### WRITTEN REQUEST
Tally the lines below that contain the word "ylabel", and give only that number.

### Collected data

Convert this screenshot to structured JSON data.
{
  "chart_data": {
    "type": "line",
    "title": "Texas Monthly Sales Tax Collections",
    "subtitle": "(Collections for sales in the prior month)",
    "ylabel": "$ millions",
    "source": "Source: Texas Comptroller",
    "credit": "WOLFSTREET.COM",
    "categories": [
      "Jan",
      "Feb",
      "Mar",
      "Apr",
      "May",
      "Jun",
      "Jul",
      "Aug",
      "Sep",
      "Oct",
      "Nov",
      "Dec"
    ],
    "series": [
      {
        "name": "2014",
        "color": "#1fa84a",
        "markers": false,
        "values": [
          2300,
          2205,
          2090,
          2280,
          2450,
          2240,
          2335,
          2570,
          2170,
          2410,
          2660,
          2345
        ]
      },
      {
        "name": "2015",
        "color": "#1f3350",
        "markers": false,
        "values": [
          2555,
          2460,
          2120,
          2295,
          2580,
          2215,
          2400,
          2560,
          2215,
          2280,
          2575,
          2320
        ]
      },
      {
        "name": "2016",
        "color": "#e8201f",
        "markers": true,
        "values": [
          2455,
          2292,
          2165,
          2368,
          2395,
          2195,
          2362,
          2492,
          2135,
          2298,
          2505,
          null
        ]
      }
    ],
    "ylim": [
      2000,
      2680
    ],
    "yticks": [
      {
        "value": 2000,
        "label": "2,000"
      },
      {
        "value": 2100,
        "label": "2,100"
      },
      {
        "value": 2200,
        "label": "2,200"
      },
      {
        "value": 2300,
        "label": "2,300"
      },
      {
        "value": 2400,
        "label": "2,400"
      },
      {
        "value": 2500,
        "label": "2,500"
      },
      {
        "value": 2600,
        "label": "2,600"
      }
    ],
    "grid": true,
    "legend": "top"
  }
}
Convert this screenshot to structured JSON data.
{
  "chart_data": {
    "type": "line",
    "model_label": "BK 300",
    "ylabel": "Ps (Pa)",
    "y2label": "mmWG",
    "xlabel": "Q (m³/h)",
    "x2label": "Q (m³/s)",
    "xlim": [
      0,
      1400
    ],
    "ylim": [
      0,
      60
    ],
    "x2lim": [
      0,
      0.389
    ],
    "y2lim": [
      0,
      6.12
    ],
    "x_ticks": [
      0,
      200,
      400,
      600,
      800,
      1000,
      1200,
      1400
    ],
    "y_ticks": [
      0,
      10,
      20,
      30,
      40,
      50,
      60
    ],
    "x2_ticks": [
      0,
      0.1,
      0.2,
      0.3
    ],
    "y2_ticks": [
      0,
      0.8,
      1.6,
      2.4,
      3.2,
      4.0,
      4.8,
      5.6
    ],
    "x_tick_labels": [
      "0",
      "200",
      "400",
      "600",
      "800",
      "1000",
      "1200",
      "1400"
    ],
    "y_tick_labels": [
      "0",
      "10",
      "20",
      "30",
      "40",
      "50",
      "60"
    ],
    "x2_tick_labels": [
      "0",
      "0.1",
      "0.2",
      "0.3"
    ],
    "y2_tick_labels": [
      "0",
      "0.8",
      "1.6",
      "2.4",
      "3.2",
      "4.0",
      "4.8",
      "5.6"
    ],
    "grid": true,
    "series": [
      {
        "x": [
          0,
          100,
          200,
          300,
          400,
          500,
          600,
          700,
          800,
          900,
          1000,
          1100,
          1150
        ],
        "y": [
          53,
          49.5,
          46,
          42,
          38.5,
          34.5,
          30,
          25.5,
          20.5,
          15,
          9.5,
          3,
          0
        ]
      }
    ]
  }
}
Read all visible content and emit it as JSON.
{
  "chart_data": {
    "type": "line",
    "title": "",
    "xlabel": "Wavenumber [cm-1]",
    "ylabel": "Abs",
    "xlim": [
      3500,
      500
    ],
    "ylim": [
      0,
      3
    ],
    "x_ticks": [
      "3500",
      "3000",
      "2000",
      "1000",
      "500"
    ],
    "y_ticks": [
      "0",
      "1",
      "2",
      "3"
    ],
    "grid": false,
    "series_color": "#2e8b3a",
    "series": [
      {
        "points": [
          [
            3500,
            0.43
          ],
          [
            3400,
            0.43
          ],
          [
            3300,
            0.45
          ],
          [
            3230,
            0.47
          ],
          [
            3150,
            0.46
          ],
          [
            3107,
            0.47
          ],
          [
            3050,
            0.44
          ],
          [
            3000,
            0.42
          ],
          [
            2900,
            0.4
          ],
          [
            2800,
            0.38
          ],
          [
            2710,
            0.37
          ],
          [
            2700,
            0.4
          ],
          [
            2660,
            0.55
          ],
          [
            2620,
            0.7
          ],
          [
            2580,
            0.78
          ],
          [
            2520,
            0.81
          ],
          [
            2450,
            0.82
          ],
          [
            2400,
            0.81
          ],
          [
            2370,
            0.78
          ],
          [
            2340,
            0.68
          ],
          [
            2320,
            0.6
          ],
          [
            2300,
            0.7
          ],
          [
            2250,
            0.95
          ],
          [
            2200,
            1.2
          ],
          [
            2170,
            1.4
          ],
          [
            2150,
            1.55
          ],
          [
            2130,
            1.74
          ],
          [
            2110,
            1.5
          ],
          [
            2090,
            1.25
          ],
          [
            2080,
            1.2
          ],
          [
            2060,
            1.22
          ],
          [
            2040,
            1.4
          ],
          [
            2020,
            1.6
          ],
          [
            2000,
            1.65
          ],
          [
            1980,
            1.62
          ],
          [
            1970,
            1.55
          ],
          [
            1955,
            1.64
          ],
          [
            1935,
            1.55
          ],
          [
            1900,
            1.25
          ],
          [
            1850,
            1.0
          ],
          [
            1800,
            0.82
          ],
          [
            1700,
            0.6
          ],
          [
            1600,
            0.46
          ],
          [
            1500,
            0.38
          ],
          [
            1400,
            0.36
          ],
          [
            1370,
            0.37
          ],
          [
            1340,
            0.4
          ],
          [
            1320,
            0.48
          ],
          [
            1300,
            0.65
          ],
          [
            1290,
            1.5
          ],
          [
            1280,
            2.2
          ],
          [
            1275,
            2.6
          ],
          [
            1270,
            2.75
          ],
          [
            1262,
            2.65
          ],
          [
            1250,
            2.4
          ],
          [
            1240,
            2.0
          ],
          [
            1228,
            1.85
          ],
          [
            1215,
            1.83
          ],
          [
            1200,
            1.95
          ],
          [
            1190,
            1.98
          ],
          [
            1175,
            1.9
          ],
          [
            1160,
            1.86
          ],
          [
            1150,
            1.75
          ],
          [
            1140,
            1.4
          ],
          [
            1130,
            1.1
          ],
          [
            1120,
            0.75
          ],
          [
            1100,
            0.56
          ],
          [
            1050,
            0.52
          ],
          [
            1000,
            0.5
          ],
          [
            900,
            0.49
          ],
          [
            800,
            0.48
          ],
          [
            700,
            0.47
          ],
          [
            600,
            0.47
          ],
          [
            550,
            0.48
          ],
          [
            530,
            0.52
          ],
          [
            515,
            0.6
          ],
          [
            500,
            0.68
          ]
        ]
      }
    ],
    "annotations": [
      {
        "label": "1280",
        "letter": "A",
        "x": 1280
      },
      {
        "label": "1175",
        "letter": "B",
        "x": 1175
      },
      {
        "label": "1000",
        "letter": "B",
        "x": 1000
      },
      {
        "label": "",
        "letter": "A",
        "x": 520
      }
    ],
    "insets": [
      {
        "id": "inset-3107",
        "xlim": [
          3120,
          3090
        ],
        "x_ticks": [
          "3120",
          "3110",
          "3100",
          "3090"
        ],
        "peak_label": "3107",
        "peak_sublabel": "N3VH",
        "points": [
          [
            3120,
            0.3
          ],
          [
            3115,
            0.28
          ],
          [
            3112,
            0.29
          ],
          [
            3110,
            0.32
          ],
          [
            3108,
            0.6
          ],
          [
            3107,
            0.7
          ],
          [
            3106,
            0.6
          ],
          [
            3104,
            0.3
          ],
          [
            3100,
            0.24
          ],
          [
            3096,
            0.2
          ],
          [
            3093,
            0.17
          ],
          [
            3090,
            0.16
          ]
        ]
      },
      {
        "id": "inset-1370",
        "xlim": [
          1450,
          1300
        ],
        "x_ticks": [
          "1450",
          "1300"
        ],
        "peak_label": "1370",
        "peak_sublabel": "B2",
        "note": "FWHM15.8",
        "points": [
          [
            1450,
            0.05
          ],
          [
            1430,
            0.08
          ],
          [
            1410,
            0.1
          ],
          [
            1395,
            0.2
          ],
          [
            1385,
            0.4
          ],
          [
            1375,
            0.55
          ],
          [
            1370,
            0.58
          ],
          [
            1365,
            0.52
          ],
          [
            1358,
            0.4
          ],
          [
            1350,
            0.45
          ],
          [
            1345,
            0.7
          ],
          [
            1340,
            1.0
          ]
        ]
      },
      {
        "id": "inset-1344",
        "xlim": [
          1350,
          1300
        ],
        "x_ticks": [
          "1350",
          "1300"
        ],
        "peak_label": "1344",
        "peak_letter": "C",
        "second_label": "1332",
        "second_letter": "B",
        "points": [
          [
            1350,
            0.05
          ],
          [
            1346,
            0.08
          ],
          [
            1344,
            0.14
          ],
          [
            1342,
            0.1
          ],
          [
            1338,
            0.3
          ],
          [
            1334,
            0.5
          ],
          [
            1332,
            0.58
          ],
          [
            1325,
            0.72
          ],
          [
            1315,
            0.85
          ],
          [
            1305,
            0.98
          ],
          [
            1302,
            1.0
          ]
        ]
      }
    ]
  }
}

### CORRECT RESPONSE
3